Information shown —
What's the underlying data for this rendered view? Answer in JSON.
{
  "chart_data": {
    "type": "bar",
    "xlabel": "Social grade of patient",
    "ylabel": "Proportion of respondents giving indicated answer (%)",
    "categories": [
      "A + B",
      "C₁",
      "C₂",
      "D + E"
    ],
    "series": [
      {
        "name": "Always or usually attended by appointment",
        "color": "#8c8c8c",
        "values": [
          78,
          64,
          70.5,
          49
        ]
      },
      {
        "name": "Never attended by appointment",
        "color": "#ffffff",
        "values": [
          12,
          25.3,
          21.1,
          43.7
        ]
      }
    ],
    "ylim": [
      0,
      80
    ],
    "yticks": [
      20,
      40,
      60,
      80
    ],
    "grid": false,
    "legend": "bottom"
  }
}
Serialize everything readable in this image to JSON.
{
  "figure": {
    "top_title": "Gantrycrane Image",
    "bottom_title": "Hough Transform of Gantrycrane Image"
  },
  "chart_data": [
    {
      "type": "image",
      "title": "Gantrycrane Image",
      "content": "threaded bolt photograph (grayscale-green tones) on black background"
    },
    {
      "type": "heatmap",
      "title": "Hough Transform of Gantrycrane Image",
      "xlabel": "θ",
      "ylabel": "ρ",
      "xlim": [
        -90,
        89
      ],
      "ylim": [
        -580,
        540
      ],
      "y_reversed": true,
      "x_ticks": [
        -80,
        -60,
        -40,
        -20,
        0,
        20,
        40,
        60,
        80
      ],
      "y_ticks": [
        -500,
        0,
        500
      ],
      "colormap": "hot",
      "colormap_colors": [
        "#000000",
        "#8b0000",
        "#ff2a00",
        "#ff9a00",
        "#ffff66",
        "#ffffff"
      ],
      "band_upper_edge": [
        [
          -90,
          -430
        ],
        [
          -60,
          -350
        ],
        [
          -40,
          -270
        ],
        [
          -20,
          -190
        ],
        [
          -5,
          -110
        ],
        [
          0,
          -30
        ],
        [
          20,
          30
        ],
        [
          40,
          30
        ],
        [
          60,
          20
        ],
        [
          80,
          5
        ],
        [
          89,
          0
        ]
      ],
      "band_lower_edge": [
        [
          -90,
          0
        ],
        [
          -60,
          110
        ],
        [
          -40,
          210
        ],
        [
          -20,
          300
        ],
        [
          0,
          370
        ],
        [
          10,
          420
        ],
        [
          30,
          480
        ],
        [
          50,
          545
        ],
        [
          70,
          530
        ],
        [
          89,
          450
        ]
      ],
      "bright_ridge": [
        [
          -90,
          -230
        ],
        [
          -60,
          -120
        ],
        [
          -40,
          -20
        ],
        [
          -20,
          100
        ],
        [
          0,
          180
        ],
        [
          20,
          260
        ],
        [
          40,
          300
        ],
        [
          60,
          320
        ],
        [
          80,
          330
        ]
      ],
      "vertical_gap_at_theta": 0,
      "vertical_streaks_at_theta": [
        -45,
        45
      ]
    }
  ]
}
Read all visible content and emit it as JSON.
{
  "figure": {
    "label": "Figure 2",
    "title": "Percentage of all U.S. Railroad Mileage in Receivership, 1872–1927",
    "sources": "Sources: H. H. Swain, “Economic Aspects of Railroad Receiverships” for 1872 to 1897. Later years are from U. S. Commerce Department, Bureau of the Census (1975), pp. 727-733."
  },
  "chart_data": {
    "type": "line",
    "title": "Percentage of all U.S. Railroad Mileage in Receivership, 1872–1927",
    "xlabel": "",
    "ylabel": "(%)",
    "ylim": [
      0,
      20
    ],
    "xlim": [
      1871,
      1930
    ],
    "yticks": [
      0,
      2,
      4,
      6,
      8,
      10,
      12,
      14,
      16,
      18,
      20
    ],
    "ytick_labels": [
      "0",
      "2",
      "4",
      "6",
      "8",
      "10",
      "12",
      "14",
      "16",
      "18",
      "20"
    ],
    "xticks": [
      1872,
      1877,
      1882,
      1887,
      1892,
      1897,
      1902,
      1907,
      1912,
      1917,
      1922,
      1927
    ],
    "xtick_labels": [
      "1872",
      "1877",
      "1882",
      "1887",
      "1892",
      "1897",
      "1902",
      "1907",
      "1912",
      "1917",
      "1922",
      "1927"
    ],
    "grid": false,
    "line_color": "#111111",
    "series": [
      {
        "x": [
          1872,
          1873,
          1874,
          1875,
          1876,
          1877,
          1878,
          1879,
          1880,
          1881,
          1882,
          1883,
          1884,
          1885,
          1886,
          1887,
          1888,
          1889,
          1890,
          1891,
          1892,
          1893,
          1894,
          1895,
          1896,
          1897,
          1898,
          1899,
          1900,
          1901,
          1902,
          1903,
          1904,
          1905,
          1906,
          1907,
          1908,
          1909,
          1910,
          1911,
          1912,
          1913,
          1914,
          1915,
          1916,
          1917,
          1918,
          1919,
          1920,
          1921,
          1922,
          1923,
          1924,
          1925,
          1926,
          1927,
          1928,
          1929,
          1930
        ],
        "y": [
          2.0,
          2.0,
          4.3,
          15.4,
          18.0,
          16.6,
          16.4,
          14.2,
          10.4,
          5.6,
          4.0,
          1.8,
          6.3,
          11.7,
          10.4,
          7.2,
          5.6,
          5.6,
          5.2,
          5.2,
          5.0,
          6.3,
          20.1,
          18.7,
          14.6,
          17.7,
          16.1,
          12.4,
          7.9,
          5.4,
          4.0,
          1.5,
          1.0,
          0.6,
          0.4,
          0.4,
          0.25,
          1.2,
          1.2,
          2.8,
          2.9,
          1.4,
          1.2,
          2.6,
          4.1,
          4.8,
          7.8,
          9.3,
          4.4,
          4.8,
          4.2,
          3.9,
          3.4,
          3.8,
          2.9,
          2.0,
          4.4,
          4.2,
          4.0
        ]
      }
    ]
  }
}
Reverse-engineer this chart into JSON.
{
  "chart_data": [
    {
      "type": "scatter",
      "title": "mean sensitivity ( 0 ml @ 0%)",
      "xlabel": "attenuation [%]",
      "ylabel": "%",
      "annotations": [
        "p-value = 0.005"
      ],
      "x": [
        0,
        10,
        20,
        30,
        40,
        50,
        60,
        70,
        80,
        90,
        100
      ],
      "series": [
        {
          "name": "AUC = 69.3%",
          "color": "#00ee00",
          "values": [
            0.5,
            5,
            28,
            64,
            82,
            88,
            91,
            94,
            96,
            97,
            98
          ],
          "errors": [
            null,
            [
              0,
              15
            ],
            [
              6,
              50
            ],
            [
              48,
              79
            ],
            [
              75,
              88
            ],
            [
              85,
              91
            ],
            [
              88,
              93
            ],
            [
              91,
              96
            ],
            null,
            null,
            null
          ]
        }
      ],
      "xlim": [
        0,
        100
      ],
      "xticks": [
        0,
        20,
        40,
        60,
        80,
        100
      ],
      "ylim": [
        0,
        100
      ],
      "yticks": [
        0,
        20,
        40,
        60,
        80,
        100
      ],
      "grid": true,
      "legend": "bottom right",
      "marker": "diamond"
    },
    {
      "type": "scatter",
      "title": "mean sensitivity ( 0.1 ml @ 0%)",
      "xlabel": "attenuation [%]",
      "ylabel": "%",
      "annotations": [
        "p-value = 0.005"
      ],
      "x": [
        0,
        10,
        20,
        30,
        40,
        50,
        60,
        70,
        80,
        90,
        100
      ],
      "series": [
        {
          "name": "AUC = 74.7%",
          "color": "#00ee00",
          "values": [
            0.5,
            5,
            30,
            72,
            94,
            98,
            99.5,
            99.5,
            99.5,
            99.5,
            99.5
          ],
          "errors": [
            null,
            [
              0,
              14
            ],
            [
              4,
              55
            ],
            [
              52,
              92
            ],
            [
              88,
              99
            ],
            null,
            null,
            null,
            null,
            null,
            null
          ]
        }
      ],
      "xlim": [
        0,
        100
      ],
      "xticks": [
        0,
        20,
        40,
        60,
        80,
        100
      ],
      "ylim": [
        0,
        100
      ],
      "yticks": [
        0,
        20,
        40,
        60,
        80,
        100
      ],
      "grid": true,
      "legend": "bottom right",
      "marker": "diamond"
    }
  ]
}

What the task requires — Scan the listing above. Gather each line that contains the word "mean".

Task output —
      "title": "mean sensitivity ( 0 ml @ 0%)",
      "title": "mean sensitivity ( 0.1 ml @ 0%)",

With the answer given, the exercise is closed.